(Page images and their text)
..............................
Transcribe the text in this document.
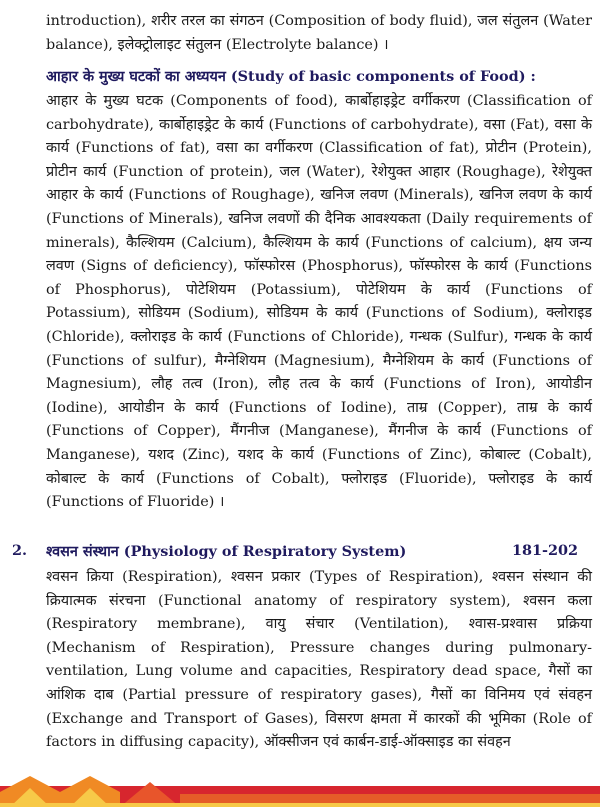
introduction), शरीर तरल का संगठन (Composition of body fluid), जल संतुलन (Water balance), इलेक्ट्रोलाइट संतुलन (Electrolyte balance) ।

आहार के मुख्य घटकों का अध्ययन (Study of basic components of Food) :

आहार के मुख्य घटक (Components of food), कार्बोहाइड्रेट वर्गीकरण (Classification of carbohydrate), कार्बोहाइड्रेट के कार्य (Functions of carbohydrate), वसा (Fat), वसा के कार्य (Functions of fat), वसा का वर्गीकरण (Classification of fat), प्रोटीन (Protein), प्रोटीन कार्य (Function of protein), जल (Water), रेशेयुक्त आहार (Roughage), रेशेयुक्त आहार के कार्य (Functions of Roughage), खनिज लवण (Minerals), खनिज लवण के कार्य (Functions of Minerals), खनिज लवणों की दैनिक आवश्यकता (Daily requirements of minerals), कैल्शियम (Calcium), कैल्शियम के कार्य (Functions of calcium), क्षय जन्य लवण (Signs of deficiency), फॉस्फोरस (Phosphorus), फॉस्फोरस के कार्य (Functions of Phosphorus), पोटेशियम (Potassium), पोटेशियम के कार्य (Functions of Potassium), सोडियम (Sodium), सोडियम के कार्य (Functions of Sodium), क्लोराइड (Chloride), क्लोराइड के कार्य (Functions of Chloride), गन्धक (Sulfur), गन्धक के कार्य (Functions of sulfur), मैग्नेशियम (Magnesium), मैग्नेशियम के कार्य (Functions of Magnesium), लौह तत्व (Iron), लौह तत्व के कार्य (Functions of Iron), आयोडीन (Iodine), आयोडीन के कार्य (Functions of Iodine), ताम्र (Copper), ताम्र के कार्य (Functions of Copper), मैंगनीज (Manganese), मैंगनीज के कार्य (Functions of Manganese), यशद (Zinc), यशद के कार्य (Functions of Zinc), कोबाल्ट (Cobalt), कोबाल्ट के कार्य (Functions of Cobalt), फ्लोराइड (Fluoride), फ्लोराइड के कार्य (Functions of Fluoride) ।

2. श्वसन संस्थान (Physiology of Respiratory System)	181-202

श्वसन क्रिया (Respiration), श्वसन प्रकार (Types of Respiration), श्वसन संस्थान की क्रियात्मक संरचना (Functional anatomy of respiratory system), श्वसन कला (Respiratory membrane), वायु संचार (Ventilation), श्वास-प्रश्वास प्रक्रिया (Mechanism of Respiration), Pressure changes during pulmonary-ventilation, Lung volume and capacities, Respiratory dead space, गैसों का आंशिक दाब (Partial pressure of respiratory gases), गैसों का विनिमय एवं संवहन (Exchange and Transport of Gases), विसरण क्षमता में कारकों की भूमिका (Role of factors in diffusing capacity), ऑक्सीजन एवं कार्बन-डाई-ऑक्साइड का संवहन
..............................
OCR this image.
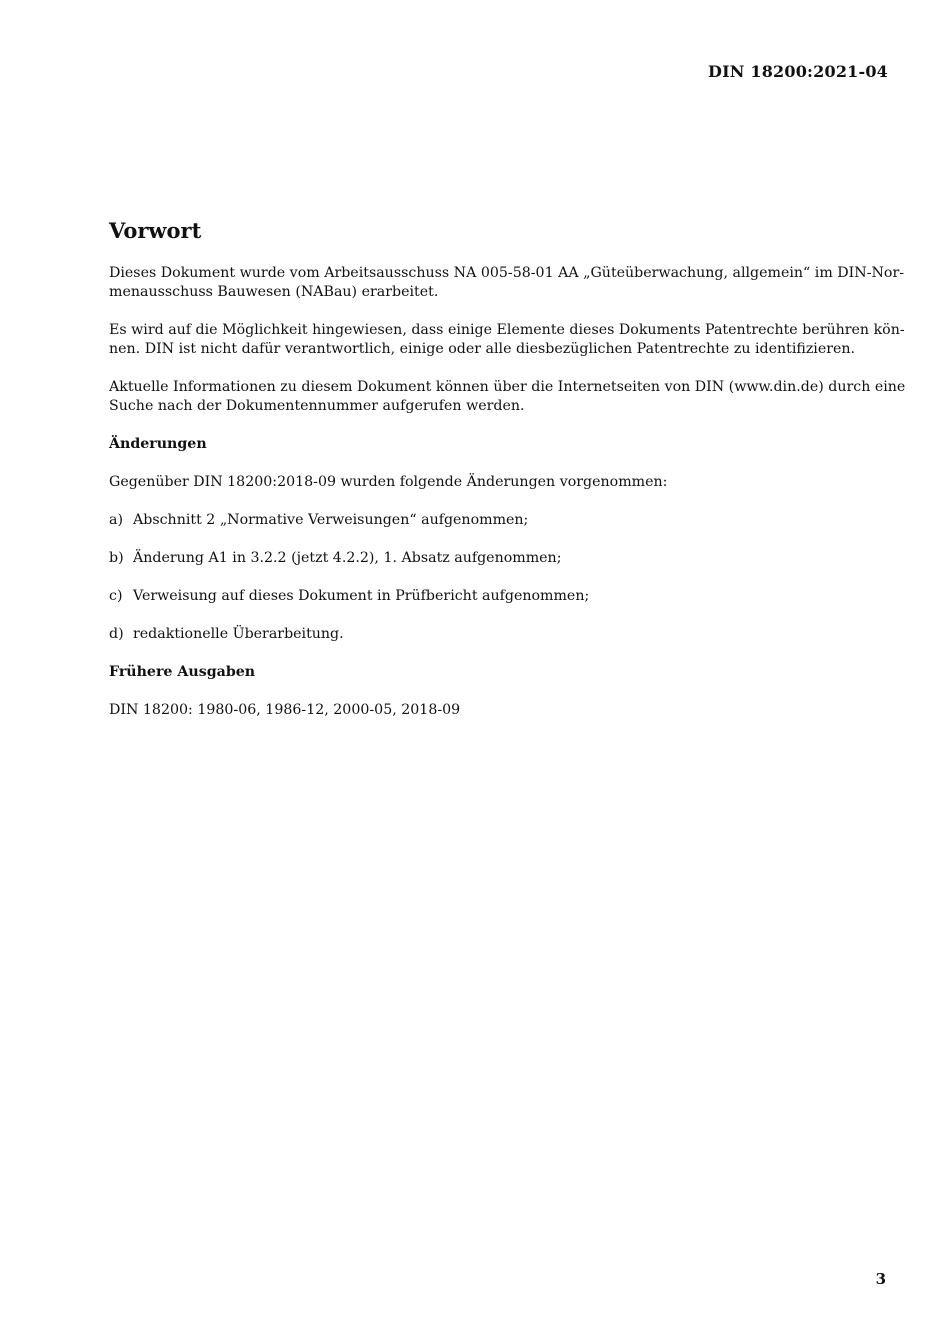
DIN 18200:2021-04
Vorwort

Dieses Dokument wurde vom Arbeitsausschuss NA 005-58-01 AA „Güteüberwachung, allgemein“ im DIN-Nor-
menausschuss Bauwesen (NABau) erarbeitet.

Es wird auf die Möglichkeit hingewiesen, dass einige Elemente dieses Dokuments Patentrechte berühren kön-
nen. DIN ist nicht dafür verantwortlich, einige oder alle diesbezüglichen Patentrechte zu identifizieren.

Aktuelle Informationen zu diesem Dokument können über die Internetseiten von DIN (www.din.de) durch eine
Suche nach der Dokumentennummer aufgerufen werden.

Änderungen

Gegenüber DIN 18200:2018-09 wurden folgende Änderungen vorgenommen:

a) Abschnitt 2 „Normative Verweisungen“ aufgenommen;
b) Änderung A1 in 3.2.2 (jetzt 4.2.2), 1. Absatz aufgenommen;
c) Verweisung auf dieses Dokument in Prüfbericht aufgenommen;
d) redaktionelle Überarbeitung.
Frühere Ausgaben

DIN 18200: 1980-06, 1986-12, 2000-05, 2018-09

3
..............................
● **YOUR GOAL**: Search the records for the string "einige" and, wherever a line contains it, please copy that line.

● **SOLVED EXERCISE**:
Es wird auf die Möglichkeit hingewiesen, dass einige Elemente dieses Dokuments Patentrechte berühren kön-
nen. DIN ist nicht dafür verantwortlich, einige oder alle diesbezüglichen Patentrechte zu identifizieren.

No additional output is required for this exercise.